• **CONSIGNE A**: Réécris la partie des enregistrements qui s'ouvre sur leur première ligne et se clôt sur la ligne contenant "bourse-index-title: روند روزانه", en remplaçant "down-chevron-icon" par "arrow-down-icon" sans rien changer d'autre.

Revenons à nos Francofolies : tu faisais partie du line up cette année… J’espère que tu as déjà contacté l’équipe pour revenir en 2021 ?

Il y a eu tellement de rebondissements, et on n’est pas à l’abri d’en avoir d’autres vis-à-vis du gouvernement, on ne sait pas trop quand on pourra jouer. Les festivals ont l’air de prendre leur temps pour se mettre en place, mais je sais que c’est déjà dans les tuyaux. Evidemment, j’espère que ça va aller jusqu’au bout et qu’on pourra faire cette scène que je devais faire en 2020. C’était une date que j’attendais. Je suis déjà montée sur scène pendant 15 minutes et c’était fou, alors maintenant je voulais faire le manège en entier ! J’espère que ce sera juste partie remise pour 2021.

Tu as gardé une bonne relation avec les équipes depuis ton passage au Chantier ?

Carrément, la dernière fois que je les ai vues, c’était aux Francofolies de La Réunion. Il y avait Gérard Pont qui m’a toujours ultra bien accueilli, il est super gentil. Emilie Yakich aussi, j’ai croisé pas mal de gens, j’ai gardé contact avec certains. Avec certains groupes aussi j’ai gardé contact, comme Hervé et Dampa qui partageaient ce Chantier avec moi. On se recroise sur la route, c’est toujours cool, on sait que c’était une ambiance un peu colonie de vacances. Quand on recroise ces gens c’est toujours agréable.

Suzane au Chantier des Francos 2018 © Sébastien Hoog

Cette année, parmi la sélection du Chantier des Francos, il y a autant de femmes que d’hommes. Cela fait plaisir à voir et à entendre ! Selon ta propre expérience, penses-tu qu’il est plus difficile de se faire une place en tant que femme dans l’industrie ?

• **DONNÉES AFFICHÉES**:
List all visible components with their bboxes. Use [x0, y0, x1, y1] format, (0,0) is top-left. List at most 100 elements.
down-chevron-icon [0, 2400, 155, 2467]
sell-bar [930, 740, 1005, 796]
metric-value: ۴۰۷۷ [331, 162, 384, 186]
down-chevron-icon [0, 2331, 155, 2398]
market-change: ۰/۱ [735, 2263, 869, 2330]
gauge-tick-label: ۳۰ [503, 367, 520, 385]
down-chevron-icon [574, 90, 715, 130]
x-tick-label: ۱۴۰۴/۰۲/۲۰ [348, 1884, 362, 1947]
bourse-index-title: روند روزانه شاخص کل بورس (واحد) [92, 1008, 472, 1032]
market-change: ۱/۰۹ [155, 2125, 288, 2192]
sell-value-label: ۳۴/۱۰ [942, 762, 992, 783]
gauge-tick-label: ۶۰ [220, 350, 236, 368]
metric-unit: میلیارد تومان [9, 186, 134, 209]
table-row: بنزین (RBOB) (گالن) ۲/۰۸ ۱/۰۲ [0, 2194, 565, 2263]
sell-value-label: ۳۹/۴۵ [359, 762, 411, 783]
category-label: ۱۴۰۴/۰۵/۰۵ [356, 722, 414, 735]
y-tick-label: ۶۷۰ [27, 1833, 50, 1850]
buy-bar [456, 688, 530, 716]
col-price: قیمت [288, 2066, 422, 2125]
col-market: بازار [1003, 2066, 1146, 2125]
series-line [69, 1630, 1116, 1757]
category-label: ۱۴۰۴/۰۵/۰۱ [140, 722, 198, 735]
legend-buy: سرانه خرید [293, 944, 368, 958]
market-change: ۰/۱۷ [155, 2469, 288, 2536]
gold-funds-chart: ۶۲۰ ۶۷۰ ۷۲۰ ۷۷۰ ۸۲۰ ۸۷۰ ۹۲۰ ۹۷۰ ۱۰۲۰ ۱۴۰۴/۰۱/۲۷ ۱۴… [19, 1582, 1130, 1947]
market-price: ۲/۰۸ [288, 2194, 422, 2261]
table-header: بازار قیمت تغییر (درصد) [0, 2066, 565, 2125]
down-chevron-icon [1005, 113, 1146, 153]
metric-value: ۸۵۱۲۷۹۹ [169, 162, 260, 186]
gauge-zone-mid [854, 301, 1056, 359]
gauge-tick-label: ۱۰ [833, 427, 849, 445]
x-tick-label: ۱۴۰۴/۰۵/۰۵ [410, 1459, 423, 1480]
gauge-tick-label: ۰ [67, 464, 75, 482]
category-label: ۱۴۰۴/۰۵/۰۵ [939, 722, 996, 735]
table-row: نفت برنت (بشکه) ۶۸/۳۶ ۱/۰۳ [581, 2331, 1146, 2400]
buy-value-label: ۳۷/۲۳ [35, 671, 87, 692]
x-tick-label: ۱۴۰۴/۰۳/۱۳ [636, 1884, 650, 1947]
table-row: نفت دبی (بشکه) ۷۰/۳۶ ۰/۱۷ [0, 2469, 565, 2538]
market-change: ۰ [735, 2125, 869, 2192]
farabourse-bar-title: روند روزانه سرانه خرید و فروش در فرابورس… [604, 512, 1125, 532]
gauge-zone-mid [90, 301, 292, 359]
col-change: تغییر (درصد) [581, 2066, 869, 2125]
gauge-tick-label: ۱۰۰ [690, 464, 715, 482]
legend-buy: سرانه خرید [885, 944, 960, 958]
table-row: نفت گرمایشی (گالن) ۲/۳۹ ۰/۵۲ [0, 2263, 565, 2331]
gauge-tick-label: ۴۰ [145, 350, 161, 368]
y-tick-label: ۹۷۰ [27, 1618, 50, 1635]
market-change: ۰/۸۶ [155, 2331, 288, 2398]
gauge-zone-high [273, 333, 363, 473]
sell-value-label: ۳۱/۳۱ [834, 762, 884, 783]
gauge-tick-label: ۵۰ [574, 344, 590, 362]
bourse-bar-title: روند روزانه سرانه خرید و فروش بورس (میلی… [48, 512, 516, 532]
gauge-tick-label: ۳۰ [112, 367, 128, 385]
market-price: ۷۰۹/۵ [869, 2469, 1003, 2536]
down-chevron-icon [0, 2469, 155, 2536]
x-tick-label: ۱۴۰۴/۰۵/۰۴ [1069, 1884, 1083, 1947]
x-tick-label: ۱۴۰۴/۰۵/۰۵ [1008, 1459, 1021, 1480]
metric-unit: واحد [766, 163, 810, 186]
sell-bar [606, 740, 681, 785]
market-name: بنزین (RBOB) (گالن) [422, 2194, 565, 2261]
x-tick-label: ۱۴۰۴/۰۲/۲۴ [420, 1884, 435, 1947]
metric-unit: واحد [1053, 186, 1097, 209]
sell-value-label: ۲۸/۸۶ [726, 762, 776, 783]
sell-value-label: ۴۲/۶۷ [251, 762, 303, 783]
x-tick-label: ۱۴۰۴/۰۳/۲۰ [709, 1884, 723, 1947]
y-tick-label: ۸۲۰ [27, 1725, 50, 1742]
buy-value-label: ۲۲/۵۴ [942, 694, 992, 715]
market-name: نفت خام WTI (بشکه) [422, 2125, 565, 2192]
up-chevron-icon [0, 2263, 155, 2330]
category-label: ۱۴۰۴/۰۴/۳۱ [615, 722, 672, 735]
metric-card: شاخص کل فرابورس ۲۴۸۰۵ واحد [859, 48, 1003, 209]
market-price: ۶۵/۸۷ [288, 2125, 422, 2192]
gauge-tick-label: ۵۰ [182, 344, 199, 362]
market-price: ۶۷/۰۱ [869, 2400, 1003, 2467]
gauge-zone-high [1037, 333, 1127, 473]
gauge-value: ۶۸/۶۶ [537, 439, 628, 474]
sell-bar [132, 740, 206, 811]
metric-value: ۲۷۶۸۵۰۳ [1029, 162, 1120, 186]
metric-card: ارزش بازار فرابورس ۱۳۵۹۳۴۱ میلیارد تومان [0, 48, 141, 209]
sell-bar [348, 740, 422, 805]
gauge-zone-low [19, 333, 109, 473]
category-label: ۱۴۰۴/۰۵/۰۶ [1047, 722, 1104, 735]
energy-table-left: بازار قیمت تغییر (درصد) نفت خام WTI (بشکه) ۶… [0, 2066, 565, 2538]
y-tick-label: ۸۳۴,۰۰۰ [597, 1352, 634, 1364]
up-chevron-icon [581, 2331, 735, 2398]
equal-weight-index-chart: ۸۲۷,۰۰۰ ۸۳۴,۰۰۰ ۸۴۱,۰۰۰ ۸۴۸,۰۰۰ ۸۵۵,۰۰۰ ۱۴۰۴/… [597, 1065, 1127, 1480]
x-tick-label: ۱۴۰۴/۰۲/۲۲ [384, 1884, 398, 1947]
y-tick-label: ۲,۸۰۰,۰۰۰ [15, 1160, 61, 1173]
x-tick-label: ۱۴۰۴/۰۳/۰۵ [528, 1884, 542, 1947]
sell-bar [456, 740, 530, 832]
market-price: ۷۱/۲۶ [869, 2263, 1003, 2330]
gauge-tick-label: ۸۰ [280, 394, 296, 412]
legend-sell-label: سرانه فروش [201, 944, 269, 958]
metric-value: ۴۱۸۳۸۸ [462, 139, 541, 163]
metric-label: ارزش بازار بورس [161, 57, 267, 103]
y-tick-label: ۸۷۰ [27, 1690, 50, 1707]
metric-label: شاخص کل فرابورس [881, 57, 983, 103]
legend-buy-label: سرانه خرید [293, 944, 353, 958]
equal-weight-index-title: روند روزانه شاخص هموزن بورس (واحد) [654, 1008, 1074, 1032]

• **CONSIGNE B**: Résume l'entretien en deux phrases, s'il te plaît.

• **RÉSULTAT ATTENDU A**:
List all visible components with their bboxes. Use [x0, y0, x1, y1] format, (0,0) is top-left. List at most 100 elements.
arrow-down-icon [0, 2400, 155, 2467]
sell-bar [930, 740, 1005, 796]
metric-value: ۴۰۷۷ [331, 162, 384, 186]
arrow-down-icon [0, 2331, 155, 2398]
market-change: ۰/۱ [735, 2263, 869, 2330]
gauge-tick-label: ۳۰ [503, 367, 520, 385]
arrow-down-icon [574, 90, 715, 130]
x-tick-label: ۱۴۰۴/۰۲/۲۰ [348, 1884, 362, 1947]
bourse-index-title: روند روزانه شاخص کل بورس (واحد) [92, 1008, 472, 1032]

• **RÉSULTAT ATTENDU B**: La personne interviewée espère jouer en 2021 aux Francofolies la scène prévue en 2020, bien que le calendrier reste incertain à cause des rebondissements liés au gouvernement. Elle a gardé de bons rapports avec les équipes du Chantier, dont Gérard Pont et Emilie Yakich, ainsi qu'avec des groupes comme Hervé et Dampa.